### WORK INSTRUCTIONS
Reproduce every line of the listing below without any changes, and leave the pictures out of your answer.

### DATA SUPPLIED
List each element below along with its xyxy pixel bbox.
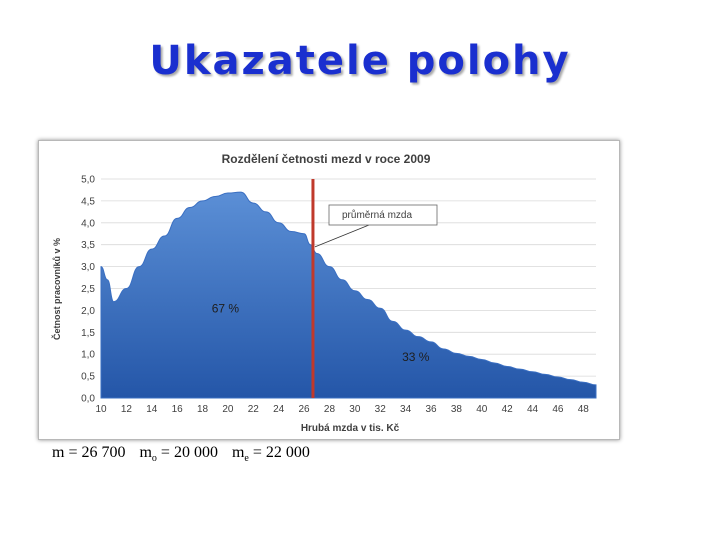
x-tick-label: 18 [197,404,209,415]
statistics-summary: m = 26 700 mo = 20 000 me = 22 000 [52,444,320,464]
y-tick-label: 1,0 [81,350,95,361]
y-tick-label: 3,0 [81,262,95,273]
mode-stat: mo = 20 000 [139,444,218,465]
y-tick-label: 5,0 [81,175,95,186]
x-tick-label: 48 [578,404,590,415]
y-tick-label: 2,0 [81,306,95,317]
y-tick-labels: 0,0 0,5 1,0 1,5 2,0 2,5 3,0 3,5 4,0 4,5 5,0 [81,175,95,405]
x-tick-label: 30 [349,404,361,415]
x-tick-label: 12 [121,404,133,415]
x-tick-label: 22 [248,404,260,415]
y-tick-label: 3,5 [81,240,95,251]
y-tick-label: 0,0 [81,394,95,405]
y-tick-label: 4,0 [81,218,95,229]
x-axis-label: Hrubá mzda v tis. Kč [301,423,400,434]
x-tick-label: 16 [172,404,184,415]
callout-pointer [314,224,370,248]
slide-title: Ukazatele polohy [149,38,571,84]
share-right-label: 33 % [402,350,430,364]
x-tick-label: 46 [552,404,564,415]
share-left-label: 67 % [212,302,240,316]
y-tick-label: 1,5 [81,328,95,339]
x-tick-label: 40 [476,404,488,415]
x-tick-labels: 10 12 14 16 18 20 22 24 26 28 30 32 34 36 38 40 42 44 46 48 [95,404,589,415]
callout-label: průměrná mzda [342,209,412,221]
y-tick-label: 0,5 [81,372,95,383]
x-tick-label: 28 [324,404,336,415]
x-tick-label: 44 [527,404,539,415]
distribution-area [100,191,597,399]
x-tick-label: 32 [375,404,387,415]
y-axis-label: Četnost pracovníků v % [51,238,62,340]
chart-title: Rozdělení četnosti mezd v roce 2009 [222,152,431,166]
salary-distribution-chart: Rozdělení četnosti mezd v roce 2009 0,00… [51,152,597,434]
callout-box [328,204,438,226]
x-tick-label: 34 [400,404,412,415]
y-tick-label: 4,5 [81,196,95,207]
chart-frame: Rozdělení četnosti mezd v roce 2009 0,0 0… [38,140,620,440]
x-tick-label: 38 [451,404,463,415]
x-tick-label: 36 [425,404,437,415]
median-stat: me = 22 000 [231,444,310,465]
x-tick-label: 42 [502,404,514,415]
y-tick-label: 2,5 [81,284,95,295]
x-tick-label: 14 [146,404,158,415]
x-tick-label: 10 [95,404,107,415]
x-tick-label: 26 [299,404,311,415]
x-tick-label: 20 [222,404,234,415]
x-tick-label: 24 [273,404,285,415]
mean-stat: m = 26 700 [52,444,126,461]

### COMPLETE OUTPUT
List each element below along with its xyxy pixel bbox.
x-tick-label: 18 [197,404,209,415]
statistics-summary: m = 26 700 mo = 20 000 me = 22 000 [52,444,320,464]
y-tick-label: 1,0 [81,350,95,361]
y-tick-label: 3,0 [81,262,95,273]
mode-stat: mo = 20 000 [139,444,218,465]
y-tick-label: 5,0 [81,175,95,186]
x-tick-label: 48 [578,404,590,415]
y-tick-label: 2,0 [81,306,95,317]
y-tick-labels: 0,0 0,5 1,0 1,5 2,0 2,5 3,0 3,5 4,0 4,5 5,0 [81,175,95,405]
x-tick-label: 30 [349,404,361,415]
x-tick-label: 12 [121,404,133,415]
x-tick-label: 22 [248,404,260,415]
y-tick-label: 3,5 [81,240,95,251]
y-tick-label: 0,0 [81,394,95,405]
y-tick-label: 4,0 [81,218,95,229]
x-axis-label: Hrubá mzda v tis. Kč [301,423,400,434]
x-tick-label: 16 [172,404,184,415]
callout-pointer [314,224,370,248]
slide-title: Ukazatele polohy [149,38,571,84]
share-right-label: 33 % [402,350,430,364]
x-tick-label: 46 [552,404,564,415]
share-left-label: 67 % [212,302,240,316]
y-tick-label: 1,5 [81,328,95,339]
x-tick-label: 40 [476,404,488,415]
x-tick-labels: 10 12 14 16 18 20 22 24 26 28 30 32 34 36 38 40 42 44 46 48 [95,404,589,415]
callout-label: průměrná mzda [342,209,412,221]
y-tick-label: 0,5 [81,372,95,383]
x-tick-label: 28 [324,404,336,415]
x-tick-label: 44 [527,404,539,415]
distribution-area [100,191,597,399]
x-tick-label: 32 [375,404,387,415]
y-axis-label: Četnost pracovníků v % [51,238,62,340]
chart-title: Rozdělení četnosti mezd v roce 2009 [222,152,431,166]
salary-distribution-chart: Rozdělení četnosti mezd v roce 2009 0,00… [51,152,597,434]
callout-box [328,204,438,226]
x-tick-label: 34 [400,404,412,415]
y-tick-label: 4,5 [81,196,95,207]
chart-frame: Rozdělení četnosti mezd v roce 2009 0,0 0… [38,140,620,440]
x-tick-label: 38 [451,404,463,415]
x-tick-label: 36 [425,404,437,415]
median-stat: me = 22 000 [231,444,310,465]
x-tick-label: 42 [502,404,514,415]
y-tick-label: 2,5 [81,284,95,295]
x-tick-label: 14 [146,404,158,415]
x-tick-label: 10 [95,404,107,415]
x-tick-label: 26 [299,404,311,415]
x-tick-label: 20 [222,404,234,415]
x-tick-label: 24 [273,404,285,415]
mean-stat: m = 26 700 [52,444,126,461]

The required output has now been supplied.